◆ Task statement
Search the data below for the string "поселение". Extract every line that contains it.

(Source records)
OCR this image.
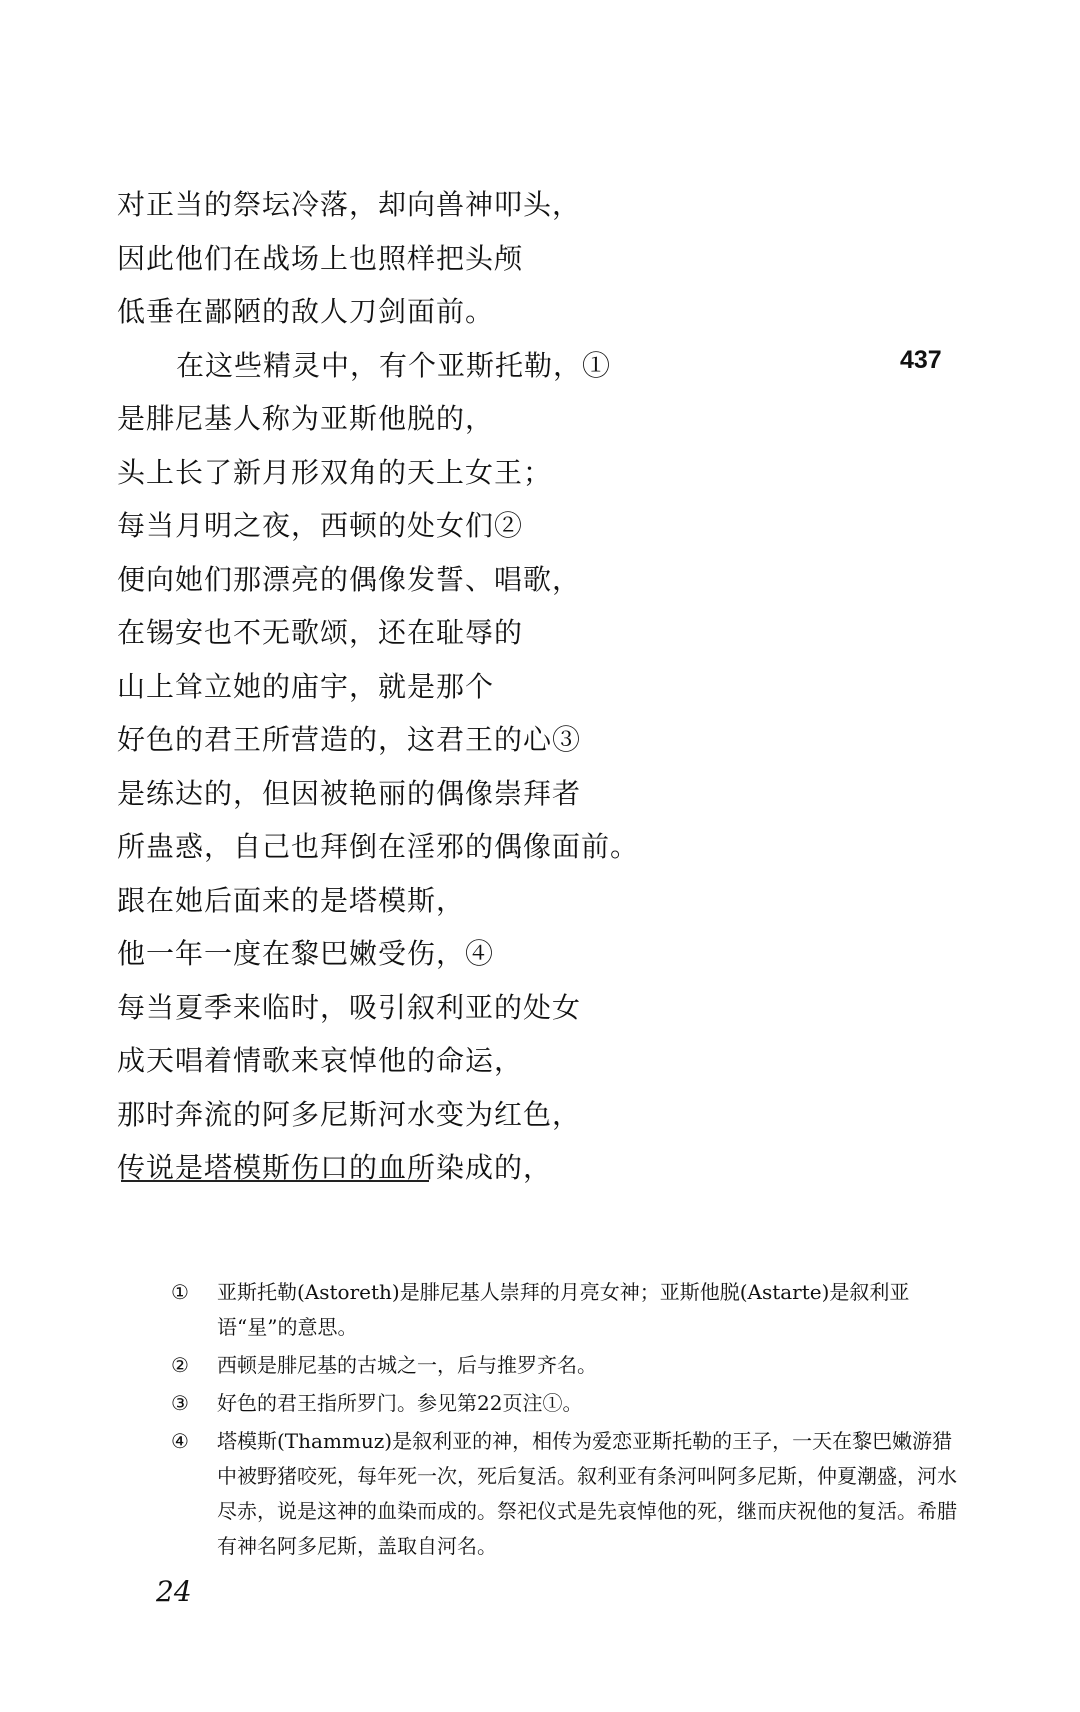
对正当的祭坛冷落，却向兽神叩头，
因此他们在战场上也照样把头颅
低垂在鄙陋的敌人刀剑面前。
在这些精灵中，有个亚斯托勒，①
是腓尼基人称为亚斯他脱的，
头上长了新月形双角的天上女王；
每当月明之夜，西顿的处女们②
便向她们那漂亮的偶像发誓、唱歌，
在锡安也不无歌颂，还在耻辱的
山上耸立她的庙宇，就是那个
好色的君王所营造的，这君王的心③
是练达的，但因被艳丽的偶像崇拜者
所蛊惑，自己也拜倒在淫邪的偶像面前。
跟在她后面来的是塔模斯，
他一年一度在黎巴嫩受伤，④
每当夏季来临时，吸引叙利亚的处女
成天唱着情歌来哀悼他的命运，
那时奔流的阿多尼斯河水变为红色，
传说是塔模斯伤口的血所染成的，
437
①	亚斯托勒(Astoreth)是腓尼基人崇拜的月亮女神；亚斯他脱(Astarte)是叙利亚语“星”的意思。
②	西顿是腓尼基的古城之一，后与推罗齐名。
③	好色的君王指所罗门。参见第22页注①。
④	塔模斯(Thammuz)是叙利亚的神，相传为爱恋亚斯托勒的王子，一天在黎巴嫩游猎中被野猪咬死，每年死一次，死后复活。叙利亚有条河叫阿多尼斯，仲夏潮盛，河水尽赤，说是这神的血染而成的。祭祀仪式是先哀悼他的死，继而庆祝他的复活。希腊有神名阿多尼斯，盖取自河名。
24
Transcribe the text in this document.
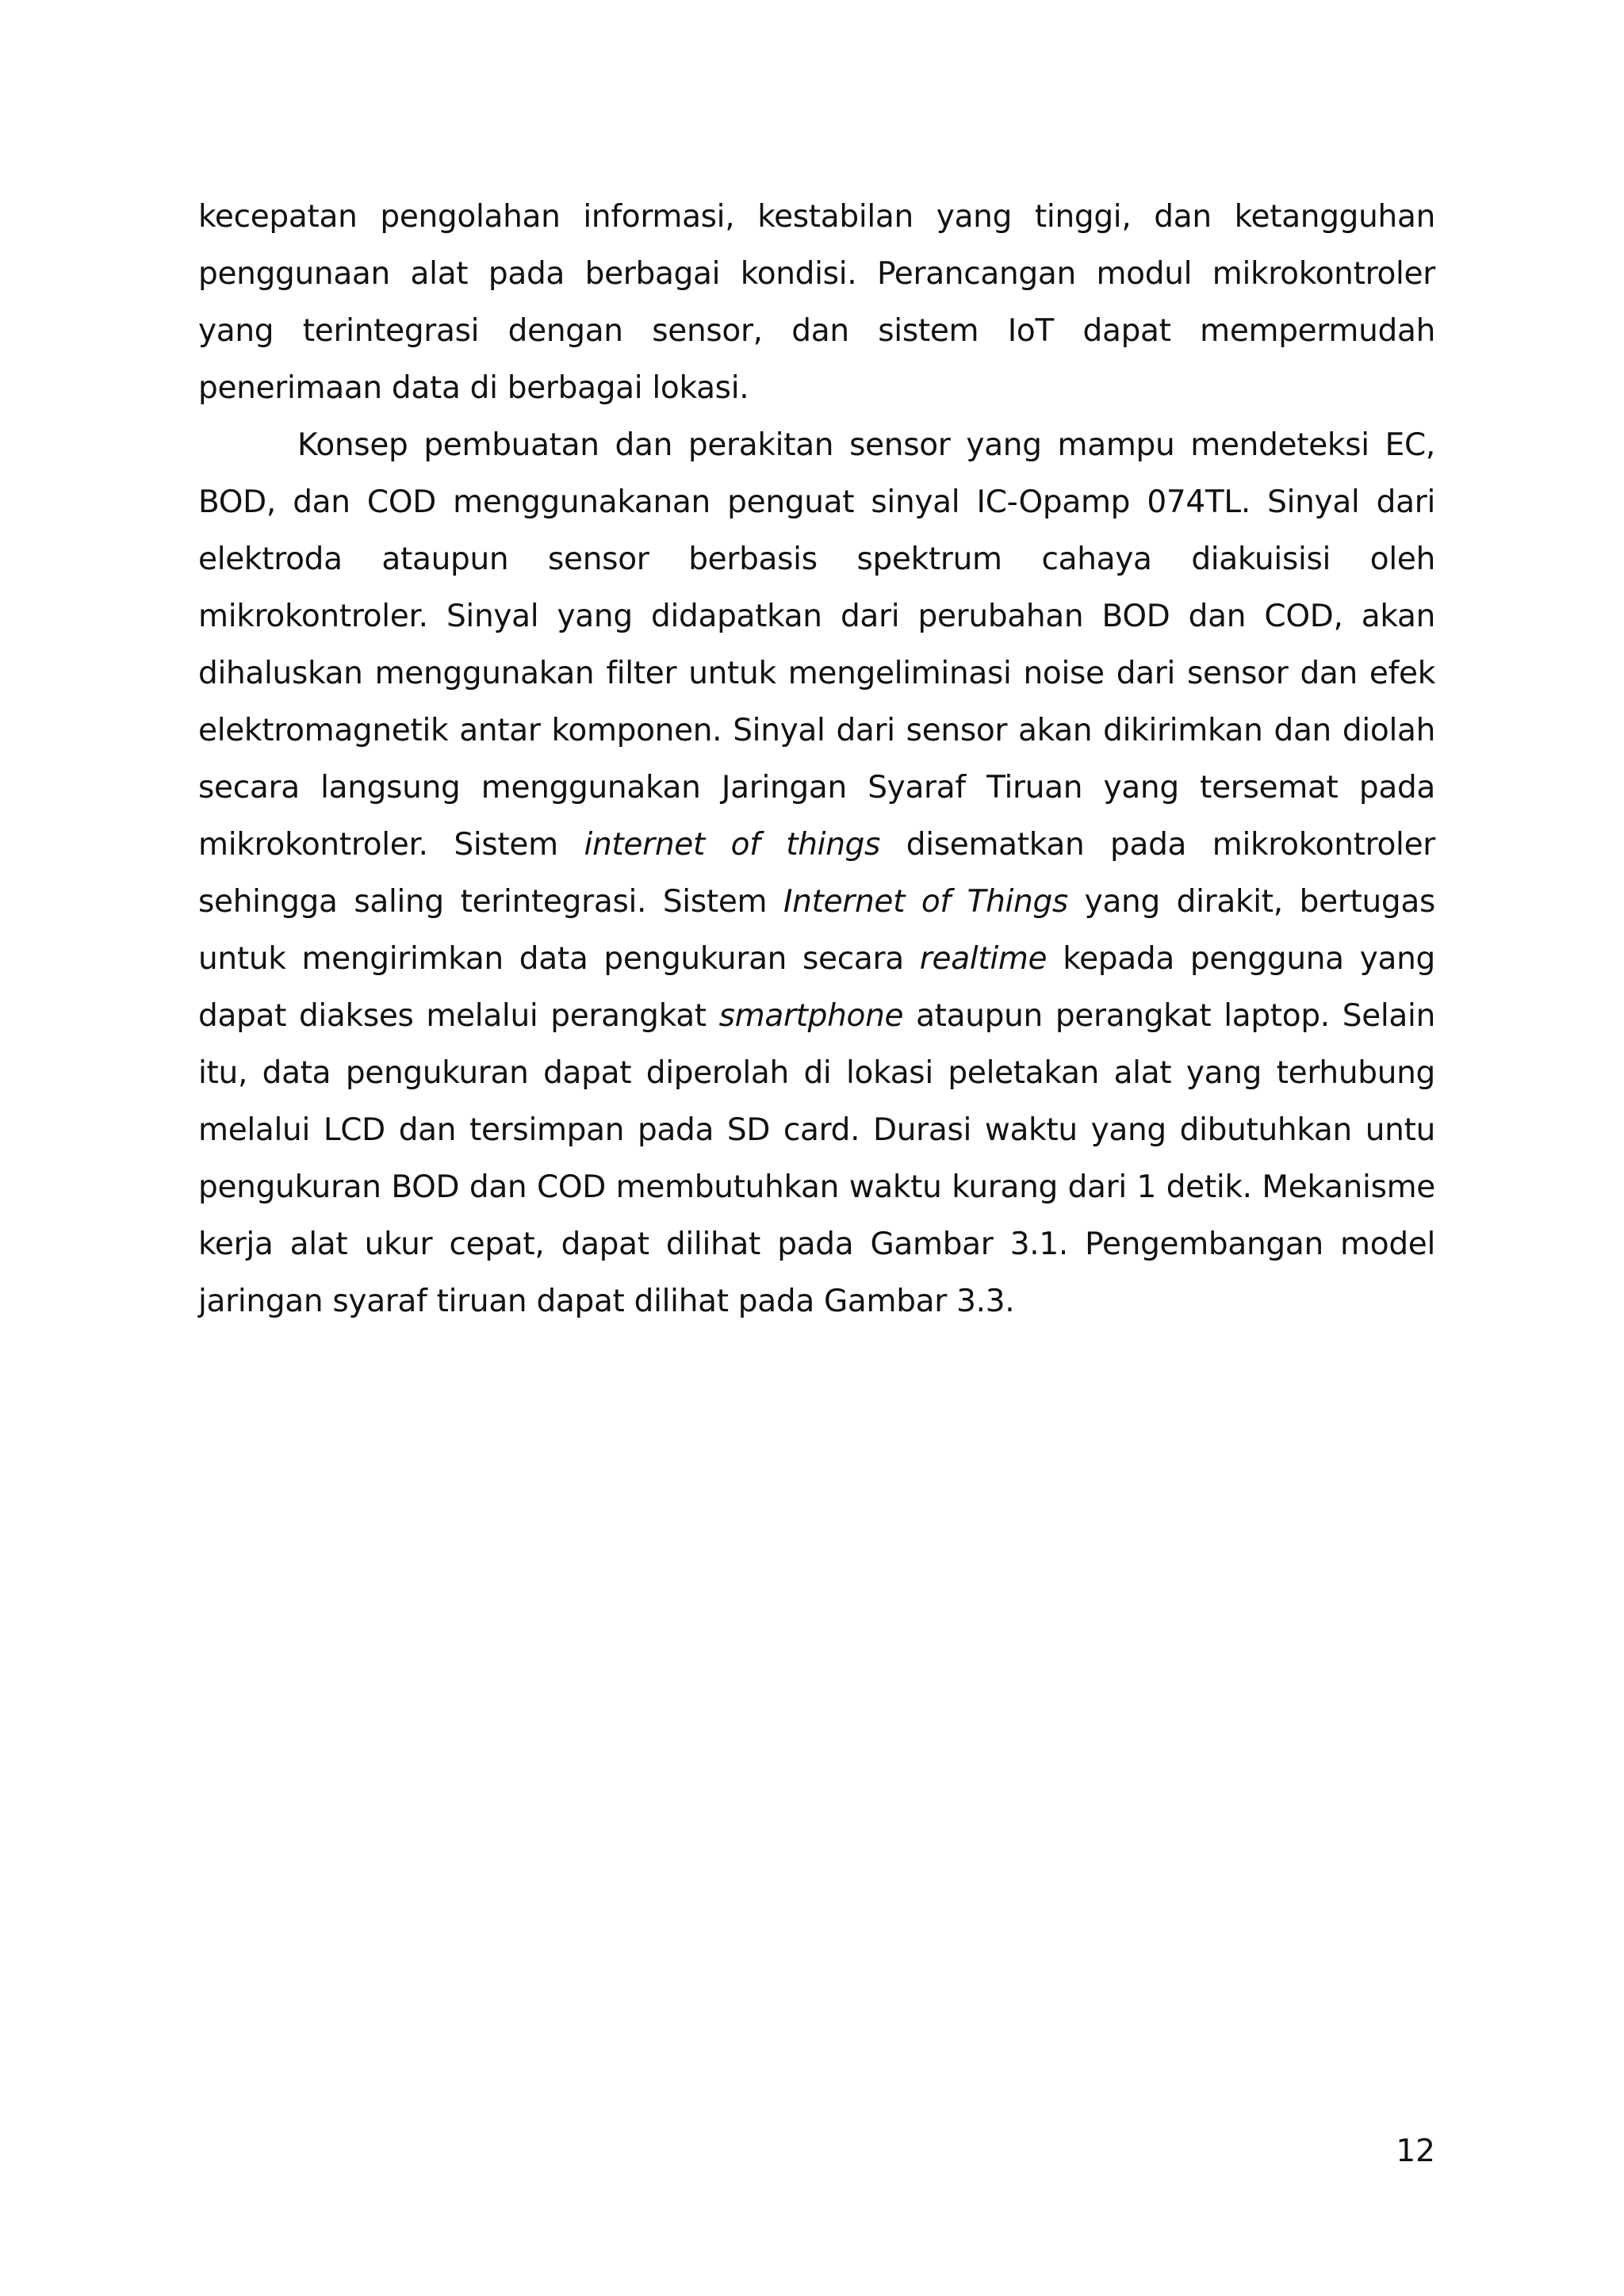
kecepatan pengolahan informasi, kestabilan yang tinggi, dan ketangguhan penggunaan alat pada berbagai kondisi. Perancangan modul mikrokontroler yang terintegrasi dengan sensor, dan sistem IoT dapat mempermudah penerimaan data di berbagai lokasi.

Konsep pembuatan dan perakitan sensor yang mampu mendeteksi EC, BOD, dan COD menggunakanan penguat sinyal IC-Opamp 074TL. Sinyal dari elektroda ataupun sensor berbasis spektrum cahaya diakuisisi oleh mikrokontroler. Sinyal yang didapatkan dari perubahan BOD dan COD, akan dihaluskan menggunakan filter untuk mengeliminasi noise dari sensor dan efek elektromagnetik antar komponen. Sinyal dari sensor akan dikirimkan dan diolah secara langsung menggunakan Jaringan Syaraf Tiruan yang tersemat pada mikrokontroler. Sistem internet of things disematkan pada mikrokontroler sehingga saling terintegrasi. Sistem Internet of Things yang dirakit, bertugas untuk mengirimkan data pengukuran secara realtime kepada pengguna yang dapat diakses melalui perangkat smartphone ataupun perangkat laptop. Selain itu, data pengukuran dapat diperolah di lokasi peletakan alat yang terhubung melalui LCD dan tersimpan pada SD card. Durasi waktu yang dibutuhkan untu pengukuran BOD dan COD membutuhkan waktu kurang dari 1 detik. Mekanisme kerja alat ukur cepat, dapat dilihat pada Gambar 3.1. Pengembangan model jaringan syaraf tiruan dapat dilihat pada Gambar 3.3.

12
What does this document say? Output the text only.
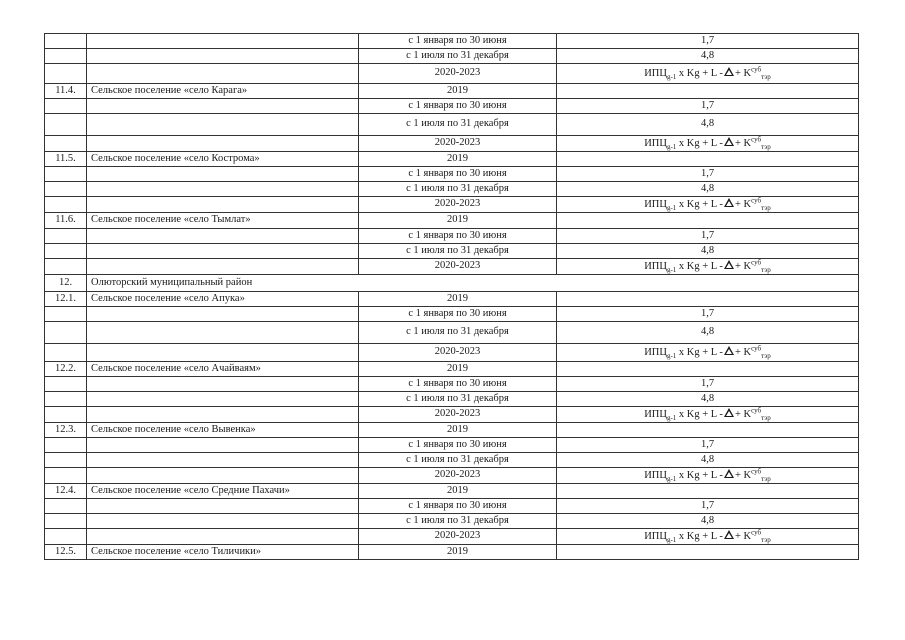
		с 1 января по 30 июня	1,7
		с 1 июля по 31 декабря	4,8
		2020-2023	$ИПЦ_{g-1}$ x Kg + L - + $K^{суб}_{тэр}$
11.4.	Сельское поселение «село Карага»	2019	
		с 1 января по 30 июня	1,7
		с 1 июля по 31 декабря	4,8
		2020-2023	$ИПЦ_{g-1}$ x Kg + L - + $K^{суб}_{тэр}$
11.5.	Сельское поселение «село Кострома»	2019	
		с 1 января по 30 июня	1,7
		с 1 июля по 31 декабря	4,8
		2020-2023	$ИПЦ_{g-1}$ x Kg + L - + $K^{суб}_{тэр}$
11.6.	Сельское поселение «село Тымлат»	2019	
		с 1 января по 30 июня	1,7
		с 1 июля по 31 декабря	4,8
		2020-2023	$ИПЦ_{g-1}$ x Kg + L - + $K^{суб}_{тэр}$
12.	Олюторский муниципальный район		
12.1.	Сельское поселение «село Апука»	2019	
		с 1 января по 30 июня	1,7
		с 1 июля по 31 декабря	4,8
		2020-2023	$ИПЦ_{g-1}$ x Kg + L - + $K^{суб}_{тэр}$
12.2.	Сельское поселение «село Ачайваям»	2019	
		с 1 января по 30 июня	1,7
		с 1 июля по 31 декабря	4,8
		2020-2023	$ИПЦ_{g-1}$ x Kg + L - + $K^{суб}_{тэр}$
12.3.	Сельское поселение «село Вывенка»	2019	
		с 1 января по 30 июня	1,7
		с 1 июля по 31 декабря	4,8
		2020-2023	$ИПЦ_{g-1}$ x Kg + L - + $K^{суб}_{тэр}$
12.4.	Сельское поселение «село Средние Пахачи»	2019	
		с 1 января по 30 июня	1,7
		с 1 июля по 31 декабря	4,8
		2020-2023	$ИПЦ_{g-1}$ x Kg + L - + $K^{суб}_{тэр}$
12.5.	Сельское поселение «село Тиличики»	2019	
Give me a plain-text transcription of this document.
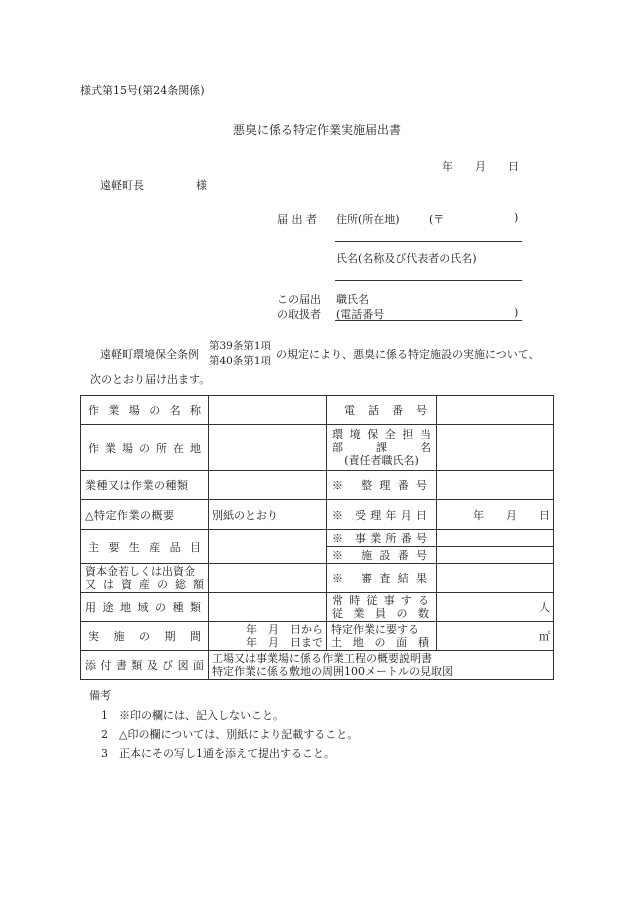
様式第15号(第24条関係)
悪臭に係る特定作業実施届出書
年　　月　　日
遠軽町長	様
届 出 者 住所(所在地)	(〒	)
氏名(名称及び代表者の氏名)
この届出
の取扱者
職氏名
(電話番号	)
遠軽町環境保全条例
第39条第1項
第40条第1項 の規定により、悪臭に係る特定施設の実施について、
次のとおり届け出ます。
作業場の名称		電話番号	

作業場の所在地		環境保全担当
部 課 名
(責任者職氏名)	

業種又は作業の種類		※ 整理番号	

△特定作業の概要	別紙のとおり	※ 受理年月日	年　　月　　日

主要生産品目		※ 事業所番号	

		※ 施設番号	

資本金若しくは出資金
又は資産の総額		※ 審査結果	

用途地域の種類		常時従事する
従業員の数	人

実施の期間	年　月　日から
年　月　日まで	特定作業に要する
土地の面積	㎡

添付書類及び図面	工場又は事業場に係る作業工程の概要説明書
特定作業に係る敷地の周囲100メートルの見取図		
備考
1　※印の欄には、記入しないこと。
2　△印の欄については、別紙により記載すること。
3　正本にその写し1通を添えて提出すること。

◆ Exercise response
11.4.	Сельское поселение «село Карага»	2019	
11.5.	Сельское поселение «село Кострома»	2019	
11.6.	Сельское поселение «село Тымлат»	2019	
12.1.	Сельское поселение «село Апука»	2019	
12.2.	Сельское поселение «село Ачайваям»	2019	
12.3.	Сельское поселение «село Вывенка»	2019	
12.4.	Сельское поселение «село Средние Пахачи»	2019	
12.5.	Сельское поселение «село Тиличики»	2019	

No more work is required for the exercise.